(TASK BRIEF) Below are records to be output exactly, every one of them.

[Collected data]

"""

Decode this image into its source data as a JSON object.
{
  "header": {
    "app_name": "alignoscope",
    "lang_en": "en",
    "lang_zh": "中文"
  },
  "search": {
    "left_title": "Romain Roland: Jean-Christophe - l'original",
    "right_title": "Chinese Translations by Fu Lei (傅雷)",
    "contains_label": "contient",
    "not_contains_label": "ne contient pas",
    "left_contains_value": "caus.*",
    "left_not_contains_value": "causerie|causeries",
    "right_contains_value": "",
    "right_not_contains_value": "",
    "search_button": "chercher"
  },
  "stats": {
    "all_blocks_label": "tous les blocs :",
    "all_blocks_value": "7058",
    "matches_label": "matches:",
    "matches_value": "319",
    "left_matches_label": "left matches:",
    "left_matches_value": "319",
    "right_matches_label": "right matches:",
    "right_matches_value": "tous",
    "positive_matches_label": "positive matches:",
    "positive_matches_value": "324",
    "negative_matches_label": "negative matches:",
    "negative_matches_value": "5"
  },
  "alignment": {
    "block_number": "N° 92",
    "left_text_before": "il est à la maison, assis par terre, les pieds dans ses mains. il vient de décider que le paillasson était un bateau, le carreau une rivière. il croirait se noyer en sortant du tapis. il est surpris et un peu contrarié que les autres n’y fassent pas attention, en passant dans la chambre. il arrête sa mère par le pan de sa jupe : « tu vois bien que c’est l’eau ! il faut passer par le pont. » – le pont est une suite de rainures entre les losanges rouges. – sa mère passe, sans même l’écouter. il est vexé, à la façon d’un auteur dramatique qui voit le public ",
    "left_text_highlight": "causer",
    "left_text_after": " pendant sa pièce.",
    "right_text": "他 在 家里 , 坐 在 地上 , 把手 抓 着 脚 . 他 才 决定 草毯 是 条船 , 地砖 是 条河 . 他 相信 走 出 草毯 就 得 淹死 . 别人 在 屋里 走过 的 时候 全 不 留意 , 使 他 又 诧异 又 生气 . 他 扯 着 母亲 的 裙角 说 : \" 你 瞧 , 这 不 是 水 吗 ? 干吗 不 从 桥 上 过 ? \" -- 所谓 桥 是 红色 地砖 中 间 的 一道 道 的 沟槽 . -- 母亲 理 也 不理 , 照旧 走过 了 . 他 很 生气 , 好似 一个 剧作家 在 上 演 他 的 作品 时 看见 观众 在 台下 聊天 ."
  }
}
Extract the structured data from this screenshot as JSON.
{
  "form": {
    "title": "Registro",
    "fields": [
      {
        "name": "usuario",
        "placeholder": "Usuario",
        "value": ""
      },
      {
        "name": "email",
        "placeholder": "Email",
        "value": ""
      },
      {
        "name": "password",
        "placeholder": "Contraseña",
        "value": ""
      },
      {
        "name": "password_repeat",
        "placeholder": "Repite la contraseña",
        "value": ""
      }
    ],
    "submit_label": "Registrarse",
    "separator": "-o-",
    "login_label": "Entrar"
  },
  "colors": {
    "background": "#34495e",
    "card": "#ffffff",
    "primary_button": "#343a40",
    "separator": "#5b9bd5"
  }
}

"""

(OUTPUT FOR THIS EXERCISE)
Decode this image into its source data as a JSON object.
{
  "header": {
    "app_name": "alignoscope",
    "lang_en": "en",
    "lang_zh": "中文"
  },
  "search": {
    "left_title": "Romain Roland: Jean-Christophe - l'original",
    "right_title": "Chinese Translations by Fu Lei (傅雷)",
    "contains_label": "contient",
    "not_contains_label": "ne contient pas",
    "left_contains_value": "caus.*",
    "left_not_contains_value": "causerie|causeries",
    "right_contains_value": "",
    "right_not_contains_value": "",
    "search_button": "chercher"
  },
  "stats": {
    "all_blocks_label": "tous les blocs :",
    "all_blocks_value": "7058",
    "matches_label": "matches:",
    "matches_value": "319",
    "left_matches_label": "left matches:",
    "left_matches_value": "319",
    "right_matches_label": "right matches:",
    "right_matches_value": "tous",
    "positive_matches_label": "positive matches:",
    "positive_matches_value": "324",
    "negative_matches_label": "negative matches:",
    "negative_matches_value": "5"
  },
  "alignment": {
    "block_number": "N° 92",
    "left_text_before": "il est à la maison, assis par terre, les pieds dans ses mains. il vient de décider que le paillasson était un bateau, le carreau une rivière. il croirait se noyer en sortant du tapis. il est surpris et un peu contrarié que les autres n’y fassent pas attention, en passant dans la chambre. il arrête sa mère par le pan de sa jupe : « tu vois bien que c’est l’eau ! il faut passer par le pont. » – le pont est une suite de rainures entre les losanges rouges. – sa mère passe, sans même l’écouter. il est vexé, à la façon d’un auteur dramatique qui voit le public ",
    "left_text_highlight": "causer",
    "left_text_after": " pendant sa pièce.",
    "right_text": "他 在 家里 , 坐 在 地上 , 把手 抓 着 脚 . 他 才 决定 草毯 是 条船 , 地砖 是 条河 . 他 相信 走 出 草毯 就 得 淹死 . 别人 在 屋里 走过 的 时候 全 不 留意 , 使 他 又 诧异 又 生气 . 他 扯 着 母亲 的 裙角 说 : \" 你 瞧 , 这 不 是 水 吗 ? 干吗 不 从 桥 上 过 ? \" -- 所谓 桥 是 红色 地砖 中 间 的 一道 道 的 沟槽 . -- 母亲 理 也 不理 , 照旧 走过 了 . 他 很 生气 , 好似 一个 剧作家 在 上 演 他 的 作品 时 看见 观众 在 台下 聊天 ."
  }
}
Extract the structured data from this screenshot as JSON.
{
  "form": {
    "title": "Registro",
    "fields": [
      {
        "name": "usuario",
        "placeholder": "Usuario",
        "value": ""
      },
      {
        "name": "email",
        "placeholder": "Email",
        "value": ""
      },
      {
        "name": "password",
        "placeholder": "Contraseña",
        "value": ""
      },
      {
        "name": "password_repeat",
        "placeholder": "Repite la contraseña",
        "value": ""
      }
    ],
    "submit_label": "Registrarse",
    "separator": "-o-",
    "login_label": "Entrar"
  },
  "colors": {
    "background": "#34495e",
    "card": "#ffffff",
    "primary_button": "#343a40",
    "separator": "#5b9bd5"
  }
}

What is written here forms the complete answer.